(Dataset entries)
— Start —

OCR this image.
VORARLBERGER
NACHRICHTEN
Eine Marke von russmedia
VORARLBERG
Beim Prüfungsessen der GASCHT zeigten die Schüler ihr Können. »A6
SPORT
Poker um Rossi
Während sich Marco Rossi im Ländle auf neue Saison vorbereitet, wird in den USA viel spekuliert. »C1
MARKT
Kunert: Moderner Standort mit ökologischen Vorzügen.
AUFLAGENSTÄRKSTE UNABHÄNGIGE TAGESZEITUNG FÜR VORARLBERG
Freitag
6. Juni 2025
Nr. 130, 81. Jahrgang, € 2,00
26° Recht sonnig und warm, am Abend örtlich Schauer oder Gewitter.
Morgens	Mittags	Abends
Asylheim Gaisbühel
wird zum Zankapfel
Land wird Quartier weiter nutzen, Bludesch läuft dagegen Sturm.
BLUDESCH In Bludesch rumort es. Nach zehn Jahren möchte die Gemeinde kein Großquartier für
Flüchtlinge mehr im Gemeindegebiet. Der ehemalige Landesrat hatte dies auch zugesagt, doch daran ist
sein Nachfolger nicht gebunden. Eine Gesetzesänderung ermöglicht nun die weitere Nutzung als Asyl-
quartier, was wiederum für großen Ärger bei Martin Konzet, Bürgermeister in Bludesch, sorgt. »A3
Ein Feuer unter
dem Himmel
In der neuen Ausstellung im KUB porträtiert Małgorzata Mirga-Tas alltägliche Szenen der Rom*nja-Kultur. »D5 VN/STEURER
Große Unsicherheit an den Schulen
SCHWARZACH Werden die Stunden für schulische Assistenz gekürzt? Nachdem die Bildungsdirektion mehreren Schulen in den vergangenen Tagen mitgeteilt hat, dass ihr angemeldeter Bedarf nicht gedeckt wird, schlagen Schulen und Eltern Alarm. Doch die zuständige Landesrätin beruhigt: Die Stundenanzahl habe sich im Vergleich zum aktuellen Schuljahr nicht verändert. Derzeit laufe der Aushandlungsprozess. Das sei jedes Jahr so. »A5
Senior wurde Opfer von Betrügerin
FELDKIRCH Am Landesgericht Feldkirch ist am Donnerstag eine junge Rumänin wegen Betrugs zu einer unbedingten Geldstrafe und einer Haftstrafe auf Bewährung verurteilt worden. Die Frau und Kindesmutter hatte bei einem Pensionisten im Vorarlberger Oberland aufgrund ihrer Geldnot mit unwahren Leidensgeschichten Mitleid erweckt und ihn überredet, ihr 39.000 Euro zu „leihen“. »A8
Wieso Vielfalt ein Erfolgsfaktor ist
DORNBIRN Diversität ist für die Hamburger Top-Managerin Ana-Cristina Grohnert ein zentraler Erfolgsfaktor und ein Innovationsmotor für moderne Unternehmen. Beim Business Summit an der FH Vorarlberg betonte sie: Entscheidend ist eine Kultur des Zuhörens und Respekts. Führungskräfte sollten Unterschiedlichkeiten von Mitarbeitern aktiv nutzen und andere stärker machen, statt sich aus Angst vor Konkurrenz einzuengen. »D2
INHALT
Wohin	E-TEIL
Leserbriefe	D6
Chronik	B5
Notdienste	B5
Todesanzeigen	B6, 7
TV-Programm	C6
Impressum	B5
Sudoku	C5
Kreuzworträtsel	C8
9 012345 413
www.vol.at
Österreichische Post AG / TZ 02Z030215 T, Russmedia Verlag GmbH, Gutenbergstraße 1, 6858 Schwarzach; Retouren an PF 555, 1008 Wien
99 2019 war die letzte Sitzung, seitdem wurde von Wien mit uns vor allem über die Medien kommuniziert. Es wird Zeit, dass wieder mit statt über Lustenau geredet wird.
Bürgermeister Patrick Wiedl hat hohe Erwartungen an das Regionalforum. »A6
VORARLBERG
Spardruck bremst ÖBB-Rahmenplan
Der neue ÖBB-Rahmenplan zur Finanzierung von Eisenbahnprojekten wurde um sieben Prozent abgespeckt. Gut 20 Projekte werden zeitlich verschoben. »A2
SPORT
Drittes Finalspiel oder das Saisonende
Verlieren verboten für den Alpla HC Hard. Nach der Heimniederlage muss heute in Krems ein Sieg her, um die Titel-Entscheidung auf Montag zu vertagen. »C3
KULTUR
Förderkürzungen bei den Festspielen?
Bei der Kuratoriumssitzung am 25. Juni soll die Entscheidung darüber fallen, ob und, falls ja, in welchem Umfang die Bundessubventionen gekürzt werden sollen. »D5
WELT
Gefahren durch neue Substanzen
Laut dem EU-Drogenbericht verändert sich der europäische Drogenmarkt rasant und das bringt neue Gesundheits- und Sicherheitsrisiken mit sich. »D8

— End —

EXERCISE BRIEF: Using the listing above, retype each line exactly.

CORRECT ANSWER:
OCR this image.
VORARLBERGER
NACHRICHTEN
Eine Marke von russmedia
VORARLBERG
Beim Prüfungsessen der GASCHT zeigten die Schüler ihr Können. »A6
SPORT
Poker um Rossi
Während sich Marco Rossi im Ländle auf neue Saison vorbereitet, wird in den USA viel spekuliert. »C1
MARKT
Kunert: Moderner Standort mit ökologischen Vorzügen.
AUFLAGENSTÄRKSTE UNABHÄNGIGE TAGESZEITUNG FÜR VORARLBERG
Freitag
6. Juni 2025
Nr. 130, 81. Jahrgang, € 2,00
26° Recht sonnig und warm, am Abend örtlich Schauer oder Gewitter.
Morgens	Mittags	Abends
Asylheim Gaisbühel
wird zum Zankapfel
Land wird Quartier weiter nutzen, Bludesch läuft dagegen Sturm.
BLUDESCH In Bludesch rumort es. Nach zehn Jahren möchte die Gemeinde kein Großquartier für
Flüchtlinge mehr im Gemeindegebiet. Der ehemalige Landesrat hatte dies auch zugesagt, doch daran ist
sein Nachfolger nicht gebunden. Eine Gesetzesänderung ermöglicht nun die weitere Nutzung als Asyl-
quartier, was wiederum für großen Ärger bei Martin Konzet, Bürgermeister in Bludesch, sorgt. »A3
Ein Feuer unter
dem Himmel
In der neuen Ausstellung im KUB porträtiert Małgorzata Mirga-Tas alltägliche Szenen der Rom*nja-Kultur. »D5 VN/STEURER
Große Unsicherheit an den Schulen
SCHWARZACH Werden die Stunden für schulische Assistenz gekürzt? Nachdem die Bildungsdirektion mehreren Schulen in den vergangenen Tagen mitgeteilt hat, dass ihr angemeldeter Bedarf nicht gedeckt wird, schlagen Schulen und Eltern Alarm. Doch die zuständige Landesrätin beruhigt: Die Stundenanzahl habe sich im Vergleich zum aktuellen Schuljahr nicht verändert. Derzeit laufe der Aushandlungsprozess. Das sei jedes Jahr so. »A5
Senior wurde Opfer von Betrügerin
FELDKIRCH Am Landesgericht Feldkirch ist am Donnerstag eine junge Rumänin wegen Betrugs zu einer unbedingten Geldstrafe und einer Haftstrafe auf Bewährung verurteilt worden. Die Frau und Kindesmutter hatte bei einem Pensionisten im Vorarlberger Oberland aufgrund ihrer Geldnot mit unwahren Leidensgeschichten Mitleid erweckt und ihn überredet, ihr 39.000 Euro zu „leihen“. »A8
Wieso Vielfalt ein Erfolgsfaktor ist
DORNBIRN Diversität ist für die Hamburger Top-Managerin Ana-Cristina Grohnert ein zentraler Erfolgsfaktor und ein Innovationsmotor für moderne Unternehmen. Beim Business Summit an der FH Vorarlberg betonte sie: Entscheidend ist eine Kultur des Zuhörens und Respekts. Führungskräfte sollten Unterschiedlichkeiten von Mitarbeitern aktiv nutzen und andere stärker machen, statt sich aus Angst vor Konkurrenz einzuengen. »D2
INHALT
Wohin	E-TEIL
Leserbriefe	D6
Chronik	B5
Notdienste	B5
Todesanzeigen	B6, 7
TV-Programm	C6
Impressum	B5
Sudoku	C5
Kreuzworträtsel	C8
9 012345 413
www.vol.at
Österreichische Post AG / TZ 02Z030215 T, Russmedia Verlag GmbH, Gutenbergstraße 1, 6858 Schwarzach; Retouren an PF 555, 1008 Wien
99 2019 war die letzte Sitzung, seitdem wurde von Wien mit uns vor allem über die Medien kommuniziert. Es wird Zeit, dass wieder mit statt über Lustenau geredet wird.
Bürgermeister Patrick Wiedl hat hohe Erwartungen an das Regionalforum. »A6
VORARLBERG
Spardruck bremst ÖBB-Rahmenplan
Der neue ÖBB-Rahmenplan zur Finanzierung von Eisenbahnprojekten wurde um sieben Prozent abgespeckt. Gut 20 Projekte werden zeitlich verschoben. »A2
SPORT
Drittes Finalspiel oder das Saisonende
Verlieren verboten für den Alpla HC Hard. Nach der Heimniederlage muss heute in Krems ein Sieg her, um die Titel-Entscheidung auf Montag zu vertagen. »C3
KULTUR
Förderkürzungen bei den Festspielen?
Bei der Kuratoriumssitzung am 25. Juni soll die Entscheidung darüber fallen, ob und, falls ja, in welchem Umfang die Bundessubventionen gekürzt werden sollen. »D5
WELT
Gefahren durch neue Substanzen
Laut dem EU-Drogenbericht verändert sich der europäische Drogenmarkt rasant und das bringt neue Gesundheits- und Sicherheitsrisiken mit sich. »D8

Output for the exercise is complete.